▶ Requests
A) In one to three sentences, explain why the Matthew 24 commentary says the old house must be taken down despite the noise, dust and danger.
B) Please swap "disciples" for "followers" and give the Matthew 24 commentary again between "What on Earth" and "is to come.", inclusive.
C) Write the next part of the Matthew 24 commentary, picking up after its final sentence.

▶ Text to read
What on Earth have we done with the Teachings of Jesus?
Now onto part three of our continuation with our review into the Matthew Henry commentary regarding Matthew 24. This was Jesus’ last main discourse with His disciples prior to His death. His last warning, His last comfort, His last impartations. This next section deals mainly with the troubles and persecutions that was and is to come.
And you will hear of wars and rumours of wars. See that you are not troubled; for all these things must come to pass, but the end is not yet. For nation will rise against nation, and kingdom against kingdom. And there will be famines, pestilences, and earthquakes in various places. All these are the beginning of sorrows. Then they will deliver you up to tribulation and kill you, and you will be hated by all nations for My name’s sake. And then many will be offended, will betray one another, and will hate one another, Matthew 24:6-10.
Wars and Rumours of Wars
Henry says – He foretells wars and great commotions among the nations. When Christ was born, there was a universal peace in the empire. But do not think that Christ came to send or continue such a peace [Luke 12:51 Do you suppose that I came to give peace on earth? I tell you, not at all, but rather division]. From the time that the Jews rejected Christ, and He left their house desolate, the sword did never depart from their house. He had given it a charge against a hypocritical nation and the people of His wrath, and by it brought ruin upon them.
Here is a prediction of the event of the day; You will now shortly hear of wars, and rumours of wars. See how terrible it is [Jer. 4:19 Thou hast heard, O my soul, the alarm of war!] Even the quiet in the land, and the least inquisitive after new things, cannot but hear the rumours of war. See what comes of refusing the gospel! Those that will not hear the messengers of peace, shall be made to hear the messengers of war. God has a sword ready to avenge the quarrel of His covenant, His new covenant. Nation shall rise up against nation, so that they shall be devoured by, and dashed in pieces against one another.
But a prescription of the duty of the day, ‘See that ye be not troubled’. Is it possible to hear such sad news, and not be troubled? Yet, where the heart is fixed, trusting in God, it is kept in peace, and is not afraid, no not of the evil tidings of wars, and rumours of wars. Be not troubled. There is need of constant care and watchfulness to keep trouble from the heart when there are wars and rumours of wars. It is against the mind of Christ, that His people should have troubled hearts even in troubled times.
These things must come to pass
We must not be troubled, for two reasons. Because we are to expect this: unbelievers must be punished, ruin must be brought upon them. By this the justice of God and the honour of the Redeemer must be asserted; and therefore all those things must come to pass. The Word is gone out of God’s mouth, and it shall be accomplished in its season. The consideration of the unchangeableness of the divine counsels, which govern all events, should compose and quiet our spirits, whatever happens.
Let us therefore comply, because these things must come to pass; not only as the product of the divine counsel, but as a means in order to a further end. The old house must be taken down (though it cannot be done without noise, and dust, and danger), for the new fabric to be erected. The things that are shaken must be removed, that the things which cannot be shaken may remain, Heb. 12:27.

[Element and region listings]
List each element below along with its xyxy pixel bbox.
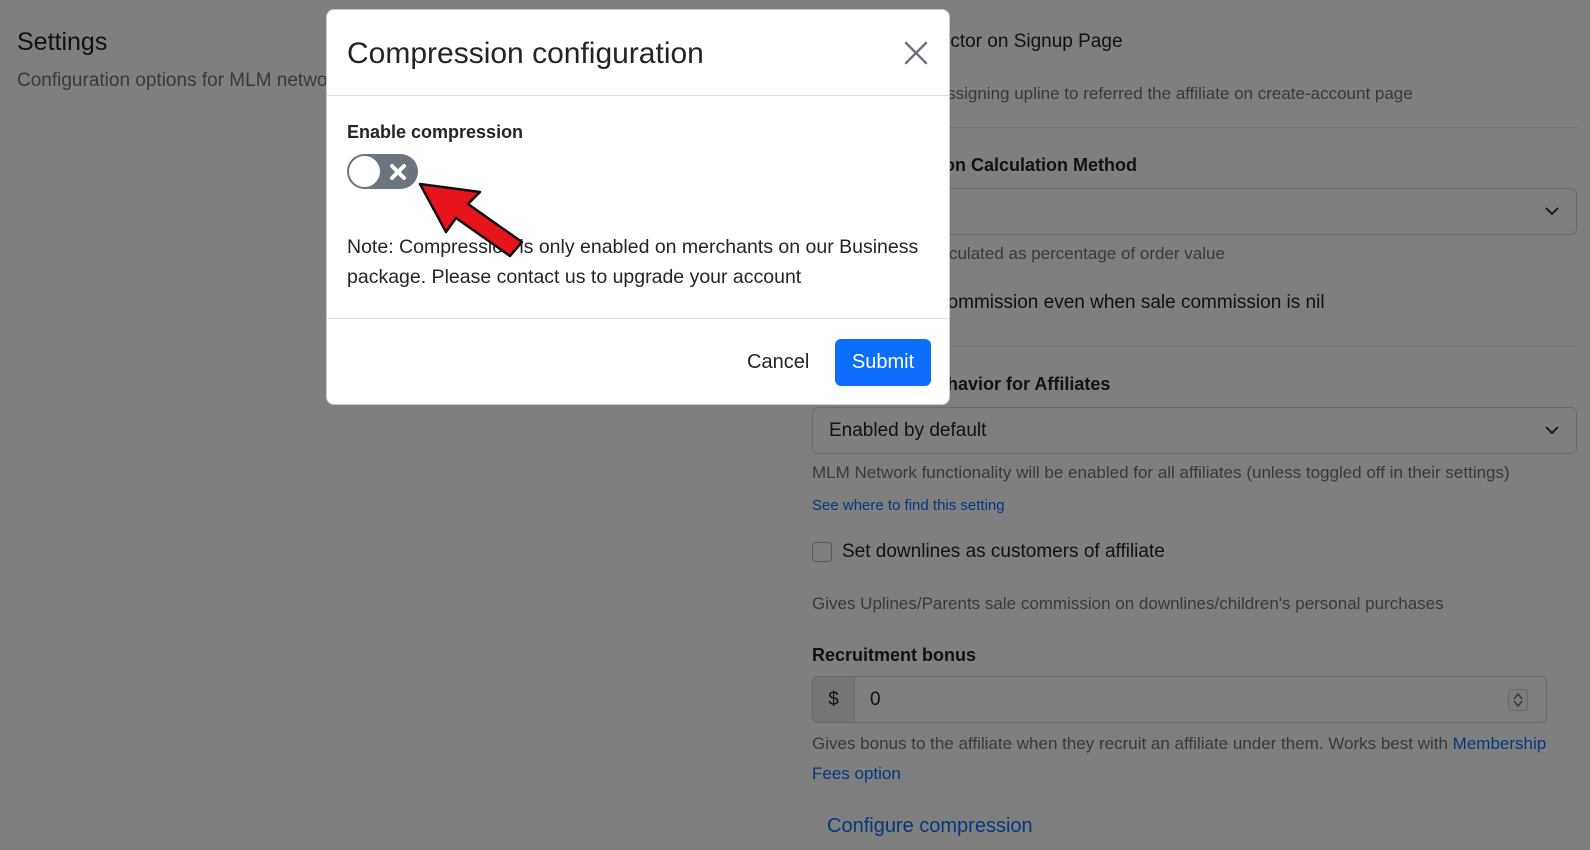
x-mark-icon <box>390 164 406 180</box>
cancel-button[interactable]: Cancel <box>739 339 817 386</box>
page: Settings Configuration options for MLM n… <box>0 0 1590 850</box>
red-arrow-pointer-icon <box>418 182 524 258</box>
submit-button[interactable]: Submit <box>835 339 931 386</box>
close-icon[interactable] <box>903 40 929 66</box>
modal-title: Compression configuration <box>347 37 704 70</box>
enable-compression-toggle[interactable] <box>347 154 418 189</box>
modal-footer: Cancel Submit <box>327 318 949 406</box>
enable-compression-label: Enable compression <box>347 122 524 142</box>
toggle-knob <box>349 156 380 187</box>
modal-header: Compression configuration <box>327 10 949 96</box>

▶ Answers given
A) The old house must come down so that the new fabric can be erected. The things that are shaken must be removed so that the things which cannot be shaken may remain (Heb. 12:27).

B)
What on Earth have we done with the Teachings of Jesus?
Now onto part three of our continuation with our review into the Matthew Henry commentary regarding Matthew 24. This was Jesus’ last main discourse with His followers prior to His death. His last warning, His last comfort, His last impartations. This next section deals mainly with the troubles and persecutions that was and is to come.

C)
Because we are still to expect worse. The end is not yet and, while time lasts, we must expect trouble, and that the end of one affliction will be but the beginning of another. Therefore be not troubled, do not give way to fear and trouble, sink not under the present burthen, but rather gather in all the strength and spirit you have, to encounter what is yet before you. Be not troubled to hear of wars and rumours of wars; for then what will become of you when the famines and pestilences come?” If it be to us a bother to understand the report (Isa. 28:19), what will it be to feel the stroke when it touches the bone and the flesh?
Earthquakes bade good
He foretells other judgments more immediately sent of God—famines, pestilences, and earthquakes. Beside war (and that is enough), there shall be famine, signified by the black horse under the third seal, Rev. 6:5-6. Pestilences, signified by the pale horse, and death upon him, and the grave at his heels, under the fourth seal, Rev. 6:7, 8. This destroys without distinction, and in a little time lays heaps upon heaps. Earthquakes in divers places, or from place to place.
Great desolations have sometimes been made by earthquakes, of late and formerly. They have been the death of many, and the terror of more. In the apocalyptic visions, it is observable, that earthquakes bode good, and no evil, to the true church, [Rev. 11:13 In the same hour there was a great earthquake, and a tenth of the city fell. In the earthquake seven thousand people were killed, and the rest were afraid and gave glory to the God of heaven].
When God shakes terribly the earth, it is to shake the wicked out of it (Job 38:13). Here they are spoken of as dreadful judgments. Yet only the beginning of sorrows —of travailing pains, quick, violent, yet tedious. When God judges, He will overcome; when He begins in wrath, He will make a full end. Bad as they are now, there are worse miseries to come for the obstinate refusers of Christ and His gospel.
Hated of all Nations
He foretells the persecution of His own people and ministers, and a general apostasy and decay in religion, Matt. 24:9-12. Of all future events we are as much concerned to know of our own sufferings more than anything else. Then, when famines and pestilences prevail, then they shall impute them to the Christians, and make that a pretence for persecuting them. Christ had told His disciples, when He first sent them out, what hard things they should suffer.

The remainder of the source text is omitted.